Your assignment –
Return the part of the Would You Rather post from "I hope everyone" to "days this winter.", word for word.

Exercise passage –

--- START ---

Writers Beware: Would You Rather Will Get Your Pencils in a Bunch

I hope everyone is enjoying the last few days of January! I’m currently in Minnesota and its weather is so different than Maryland. We had a snow storm, however, the locals said that six inches of snow wasn’t that big of a deal… In Maryland, we’ve had several seventy degree days this winter.

In the spirit of wintertime, I went ice skating with friends yesterday, am planning on going snowshoeing, and am disappointed I’m leaving Minnesota the day before the yearly ice bar opens. However, one of my friends in Minnesota with me lives farther south than I do. So, I dared her to go stand barefoot in the snow for five minutes (this is a type of extreme conditioning to acclimate your body to colder temperatures). She didn’t take me up on the dare, but it got me thinking about the game “Would You Rather.”

So let’s play! I’ll ask some questions and provide my answers. Feel free to comment with your answers or post these questions and your answers on your blog. Don’t forget to link back to me! I’m excited to know what you say.

16081712662_a4364daa5d_o

Would you rather live your entire life in a virtual reality where all your wishes are granted or in the real world?

This is difficult! On one hand, I’ve got some pretty hefty wishes I’d love to see come true, and living in a world where everything I desire is granted seems great. However, I believe that (1) if you don’t experience the negative sides of life, you won’t fully be able to appreciate and be grateful for the positive, (2) you can’t become a better human being if you don’t work, struggle, and compromise for what you want, and (3) there wouldn’t be a sense of achievement for accomplishing anything, because you wouldn’t have to work toward anything. Therefore, you’re more likely to have a flimsy layer of self-confidence, so that if things were to ever get tough, you’d give up before you really tried. Plus, part of establishing deep, meaningful relationships is working through the tough times, and how can you ever truly know yourself, if you never face hardship or your fears.

--- END ---

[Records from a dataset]
--- START ---

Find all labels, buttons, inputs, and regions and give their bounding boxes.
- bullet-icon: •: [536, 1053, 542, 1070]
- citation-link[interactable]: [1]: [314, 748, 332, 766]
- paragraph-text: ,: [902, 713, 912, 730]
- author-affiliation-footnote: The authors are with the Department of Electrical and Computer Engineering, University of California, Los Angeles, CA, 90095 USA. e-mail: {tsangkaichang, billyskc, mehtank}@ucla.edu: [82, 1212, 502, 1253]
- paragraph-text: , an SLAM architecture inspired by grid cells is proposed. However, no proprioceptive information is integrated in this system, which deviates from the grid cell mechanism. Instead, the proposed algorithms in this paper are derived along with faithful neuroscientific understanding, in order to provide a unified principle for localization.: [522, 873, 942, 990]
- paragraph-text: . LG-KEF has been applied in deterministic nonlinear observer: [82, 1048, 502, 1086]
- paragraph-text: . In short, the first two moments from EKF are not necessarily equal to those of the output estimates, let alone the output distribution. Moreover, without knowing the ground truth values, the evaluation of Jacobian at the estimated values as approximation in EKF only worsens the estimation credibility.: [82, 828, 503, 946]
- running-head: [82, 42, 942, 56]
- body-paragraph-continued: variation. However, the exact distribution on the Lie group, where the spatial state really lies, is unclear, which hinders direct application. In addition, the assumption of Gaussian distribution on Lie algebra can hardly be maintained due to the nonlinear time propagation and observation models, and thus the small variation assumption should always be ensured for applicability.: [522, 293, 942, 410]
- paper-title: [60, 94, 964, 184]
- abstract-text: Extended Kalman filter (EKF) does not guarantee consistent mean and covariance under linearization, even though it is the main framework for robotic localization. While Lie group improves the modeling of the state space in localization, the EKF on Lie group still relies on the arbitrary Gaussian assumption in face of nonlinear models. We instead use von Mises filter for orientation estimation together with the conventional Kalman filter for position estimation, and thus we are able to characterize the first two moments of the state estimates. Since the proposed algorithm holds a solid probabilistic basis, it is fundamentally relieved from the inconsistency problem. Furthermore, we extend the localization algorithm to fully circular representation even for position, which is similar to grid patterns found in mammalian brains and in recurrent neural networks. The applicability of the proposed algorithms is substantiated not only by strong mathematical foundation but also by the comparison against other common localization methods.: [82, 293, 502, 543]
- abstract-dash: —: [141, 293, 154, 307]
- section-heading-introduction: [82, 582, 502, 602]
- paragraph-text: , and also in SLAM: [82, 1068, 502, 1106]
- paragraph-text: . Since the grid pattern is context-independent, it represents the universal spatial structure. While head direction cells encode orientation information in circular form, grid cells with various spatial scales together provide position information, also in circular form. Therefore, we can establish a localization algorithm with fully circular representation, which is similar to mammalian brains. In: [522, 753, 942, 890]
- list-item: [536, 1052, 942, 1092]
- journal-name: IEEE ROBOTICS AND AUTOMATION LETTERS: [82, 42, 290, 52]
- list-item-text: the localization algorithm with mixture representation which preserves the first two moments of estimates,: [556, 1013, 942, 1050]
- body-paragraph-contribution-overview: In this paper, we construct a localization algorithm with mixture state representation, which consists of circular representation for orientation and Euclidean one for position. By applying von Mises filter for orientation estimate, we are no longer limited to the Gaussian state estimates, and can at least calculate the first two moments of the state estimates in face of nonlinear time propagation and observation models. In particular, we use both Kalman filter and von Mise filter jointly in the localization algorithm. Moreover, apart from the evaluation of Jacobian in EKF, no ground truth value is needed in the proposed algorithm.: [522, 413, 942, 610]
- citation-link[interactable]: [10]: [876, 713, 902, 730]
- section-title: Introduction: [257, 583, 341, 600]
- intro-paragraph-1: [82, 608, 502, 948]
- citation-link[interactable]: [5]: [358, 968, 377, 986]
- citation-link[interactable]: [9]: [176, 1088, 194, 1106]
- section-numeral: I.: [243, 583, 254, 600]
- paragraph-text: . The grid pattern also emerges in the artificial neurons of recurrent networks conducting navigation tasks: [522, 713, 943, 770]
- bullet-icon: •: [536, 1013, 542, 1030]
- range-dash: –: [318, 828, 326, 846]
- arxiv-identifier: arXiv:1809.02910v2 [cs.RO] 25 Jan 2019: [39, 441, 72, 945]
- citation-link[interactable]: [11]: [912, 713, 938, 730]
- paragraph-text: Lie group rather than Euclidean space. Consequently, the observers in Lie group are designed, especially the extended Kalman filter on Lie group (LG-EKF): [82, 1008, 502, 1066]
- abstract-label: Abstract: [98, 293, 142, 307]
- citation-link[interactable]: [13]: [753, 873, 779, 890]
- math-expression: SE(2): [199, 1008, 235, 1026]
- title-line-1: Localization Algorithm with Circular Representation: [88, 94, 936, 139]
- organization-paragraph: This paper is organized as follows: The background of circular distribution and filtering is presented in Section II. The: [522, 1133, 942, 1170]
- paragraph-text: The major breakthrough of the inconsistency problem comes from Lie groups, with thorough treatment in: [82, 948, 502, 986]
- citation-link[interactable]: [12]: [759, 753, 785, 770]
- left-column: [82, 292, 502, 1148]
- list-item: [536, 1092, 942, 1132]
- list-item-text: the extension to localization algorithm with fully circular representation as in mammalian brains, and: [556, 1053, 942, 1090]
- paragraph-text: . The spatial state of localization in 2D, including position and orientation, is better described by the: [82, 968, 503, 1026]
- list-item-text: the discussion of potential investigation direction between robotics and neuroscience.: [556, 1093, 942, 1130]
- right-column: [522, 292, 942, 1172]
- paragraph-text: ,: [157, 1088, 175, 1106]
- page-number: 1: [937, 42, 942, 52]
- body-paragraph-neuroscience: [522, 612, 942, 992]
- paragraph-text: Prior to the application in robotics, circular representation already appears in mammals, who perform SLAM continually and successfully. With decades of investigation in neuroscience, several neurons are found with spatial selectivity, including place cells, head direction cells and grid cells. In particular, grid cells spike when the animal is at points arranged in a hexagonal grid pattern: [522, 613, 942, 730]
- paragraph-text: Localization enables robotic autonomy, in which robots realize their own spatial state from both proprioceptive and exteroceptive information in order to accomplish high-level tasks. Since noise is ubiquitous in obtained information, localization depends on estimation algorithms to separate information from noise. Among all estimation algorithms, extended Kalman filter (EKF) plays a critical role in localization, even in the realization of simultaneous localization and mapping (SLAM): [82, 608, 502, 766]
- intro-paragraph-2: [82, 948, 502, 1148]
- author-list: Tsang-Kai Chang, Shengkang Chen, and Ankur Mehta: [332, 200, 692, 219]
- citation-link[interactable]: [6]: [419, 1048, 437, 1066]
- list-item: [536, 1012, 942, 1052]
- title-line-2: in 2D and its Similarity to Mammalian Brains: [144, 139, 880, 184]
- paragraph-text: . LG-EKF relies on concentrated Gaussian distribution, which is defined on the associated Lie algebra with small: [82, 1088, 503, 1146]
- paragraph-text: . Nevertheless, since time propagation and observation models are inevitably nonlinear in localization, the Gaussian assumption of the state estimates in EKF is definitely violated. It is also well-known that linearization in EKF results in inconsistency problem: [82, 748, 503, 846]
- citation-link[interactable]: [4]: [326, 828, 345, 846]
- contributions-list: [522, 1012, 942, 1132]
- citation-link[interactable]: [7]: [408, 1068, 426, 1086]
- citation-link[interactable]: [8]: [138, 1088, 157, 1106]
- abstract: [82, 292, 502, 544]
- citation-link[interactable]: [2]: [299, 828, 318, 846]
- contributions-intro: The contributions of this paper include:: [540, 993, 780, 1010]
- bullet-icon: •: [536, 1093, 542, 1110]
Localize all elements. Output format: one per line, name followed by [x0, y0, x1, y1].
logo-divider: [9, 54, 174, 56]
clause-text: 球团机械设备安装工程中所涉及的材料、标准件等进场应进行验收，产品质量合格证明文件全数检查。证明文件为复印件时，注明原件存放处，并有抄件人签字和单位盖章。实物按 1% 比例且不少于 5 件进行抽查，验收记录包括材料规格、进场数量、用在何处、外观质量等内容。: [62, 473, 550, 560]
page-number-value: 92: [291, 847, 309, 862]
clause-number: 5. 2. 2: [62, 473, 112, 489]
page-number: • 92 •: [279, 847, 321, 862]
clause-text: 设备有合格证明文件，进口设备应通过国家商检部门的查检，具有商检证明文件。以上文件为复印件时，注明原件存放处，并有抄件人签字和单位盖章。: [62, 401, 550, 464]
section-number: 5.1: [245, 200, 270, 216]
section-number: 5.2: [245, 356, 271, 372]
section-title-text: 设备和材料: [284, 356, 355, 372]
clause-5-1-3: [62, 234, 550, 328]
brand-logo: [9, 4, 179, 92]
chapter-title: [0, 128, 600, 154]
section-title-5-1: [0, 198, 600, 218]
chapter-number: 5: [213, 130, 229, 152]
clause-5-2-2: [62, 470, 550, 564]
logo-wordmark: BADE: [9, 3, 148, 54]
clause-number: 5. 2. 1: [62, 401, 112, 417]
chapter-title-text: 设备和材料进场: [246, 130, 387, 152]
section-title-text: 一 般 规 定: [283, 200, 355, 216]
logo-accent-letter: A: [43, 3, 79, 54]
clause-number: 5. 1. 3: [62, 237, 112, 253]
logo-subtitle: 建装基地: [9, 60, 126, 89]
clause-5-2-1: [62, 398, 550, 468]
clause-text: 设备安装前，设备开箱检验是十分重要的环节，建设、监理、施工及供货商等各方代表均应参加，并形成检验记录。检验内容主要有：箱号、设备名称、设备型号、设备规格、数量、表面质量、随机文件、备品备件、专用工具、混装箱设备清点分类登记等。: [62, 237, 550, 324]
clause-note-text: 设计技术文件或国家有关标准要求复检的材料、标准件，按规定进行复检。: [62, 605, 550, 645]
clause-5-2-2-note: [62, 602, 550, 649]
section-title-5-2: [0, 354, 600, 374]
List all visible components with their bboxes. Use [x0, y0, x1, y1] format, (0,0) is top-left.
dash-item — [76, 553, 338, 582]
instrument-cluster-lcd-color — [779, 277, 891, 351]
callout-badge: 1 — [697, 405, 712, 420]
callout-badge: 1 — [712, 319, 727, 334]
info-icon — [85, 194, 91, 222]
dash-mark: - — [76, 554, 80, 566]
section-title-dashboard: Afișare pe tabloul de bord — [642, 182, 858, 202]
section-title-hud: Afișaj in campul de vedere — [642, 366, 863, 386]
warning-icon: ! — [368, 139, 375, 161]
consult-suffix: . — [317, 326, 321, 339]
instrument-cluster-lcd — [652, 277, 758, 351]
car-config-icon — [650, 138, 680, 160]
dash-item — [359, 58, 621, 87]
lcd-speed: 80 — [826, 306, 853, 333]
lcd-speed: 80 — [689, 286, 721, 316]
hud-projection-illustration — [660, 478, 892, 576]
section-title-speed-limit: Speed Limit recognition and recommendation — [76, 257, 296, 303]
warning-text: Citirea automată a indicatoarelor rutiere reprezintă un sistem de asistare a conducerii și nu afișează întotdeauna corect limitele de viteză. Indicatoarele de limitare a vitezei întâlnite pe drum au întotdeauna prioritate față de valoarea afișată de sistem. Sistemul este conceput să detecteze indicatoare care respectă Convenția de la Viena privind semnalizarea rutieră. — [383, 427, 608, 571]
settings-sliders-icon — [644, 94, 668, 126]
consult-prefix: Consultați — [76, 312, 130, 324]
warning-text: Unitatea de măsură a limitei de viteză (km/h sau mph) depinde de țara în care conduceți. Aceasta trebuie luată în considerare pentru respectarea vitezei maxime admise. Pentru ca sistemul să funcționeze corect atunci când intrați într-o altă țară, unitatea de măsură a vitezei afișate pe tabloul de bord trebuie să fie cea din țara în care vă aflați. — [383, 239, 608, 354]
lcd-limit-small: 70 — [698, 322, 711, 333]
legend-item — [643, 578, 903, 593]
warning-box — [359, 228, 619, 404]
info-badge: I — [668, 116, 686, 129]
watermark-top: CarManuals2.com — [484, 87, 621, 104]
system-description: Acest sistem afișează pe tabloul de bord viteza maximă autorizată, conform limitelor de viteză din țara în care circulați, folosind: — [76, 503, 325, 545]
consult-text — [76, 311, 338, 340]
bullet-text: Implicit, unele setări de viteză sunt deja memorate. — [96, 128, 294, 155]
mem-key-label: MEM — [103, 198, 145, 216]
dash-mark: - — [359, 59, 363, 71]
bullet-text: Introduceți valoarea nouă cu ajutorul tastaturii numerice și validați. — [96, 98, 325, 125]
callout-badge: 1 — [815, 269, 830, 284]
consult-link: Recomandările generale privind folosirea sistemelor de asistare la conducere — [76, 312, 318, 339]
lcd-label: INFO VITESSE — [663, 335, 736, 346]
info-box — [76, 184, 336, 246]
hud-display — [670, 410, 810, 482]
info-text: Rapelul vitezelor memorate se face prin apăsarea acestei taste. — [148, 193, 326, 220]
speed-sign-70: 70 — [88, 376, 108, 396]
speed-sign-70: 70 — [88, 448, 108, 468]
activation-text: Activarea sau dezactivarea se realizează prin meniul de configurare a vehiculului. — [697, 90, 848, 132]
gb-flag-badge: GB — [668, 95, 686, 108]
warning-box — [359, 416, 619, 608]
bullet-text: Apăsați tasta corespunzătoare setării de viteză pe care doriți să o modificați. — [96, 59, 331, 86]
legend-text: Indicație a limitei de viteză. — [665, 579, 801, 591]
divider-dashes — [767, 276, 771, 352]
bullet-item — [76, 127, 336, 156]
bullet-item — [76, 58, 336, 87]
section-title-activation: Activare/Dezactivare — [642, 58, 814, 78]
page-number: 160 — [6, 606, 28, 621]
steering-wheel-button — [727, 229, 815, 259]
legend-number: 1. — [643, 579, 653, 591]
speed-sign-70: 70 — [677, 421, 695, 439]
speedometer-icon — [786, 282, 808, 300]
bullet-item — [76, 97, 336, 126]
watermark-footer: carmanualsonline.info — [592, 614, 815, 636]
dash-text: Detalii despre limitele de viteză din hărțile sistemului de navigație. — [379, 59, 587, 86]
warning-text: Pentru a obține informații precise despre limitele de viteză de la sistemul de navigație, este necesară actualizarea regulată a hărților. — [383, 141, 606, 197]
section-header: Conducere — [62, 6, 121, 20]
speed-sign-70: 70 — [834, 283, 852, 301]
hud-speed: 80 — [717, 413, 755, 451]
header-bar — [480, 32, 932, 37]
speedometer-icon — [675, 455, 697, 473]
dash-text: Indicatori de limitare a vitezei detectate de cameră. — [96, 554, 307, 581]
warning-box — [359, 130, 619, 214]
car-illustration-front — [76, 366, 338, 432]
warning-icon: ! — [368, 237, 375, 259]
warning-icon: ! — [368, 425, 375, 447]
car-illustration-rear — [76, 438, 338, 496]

--- END ---

Response to this exercise –
I hope everyone is enjoying the last few days of January! I’m currently in Minnesota and its weather is so different than Maryland. We had a snow storm, however, the locals said that six inches of snow wasn’t that big of a deal… In Maryland, we’ve had several seventy degree days this winter.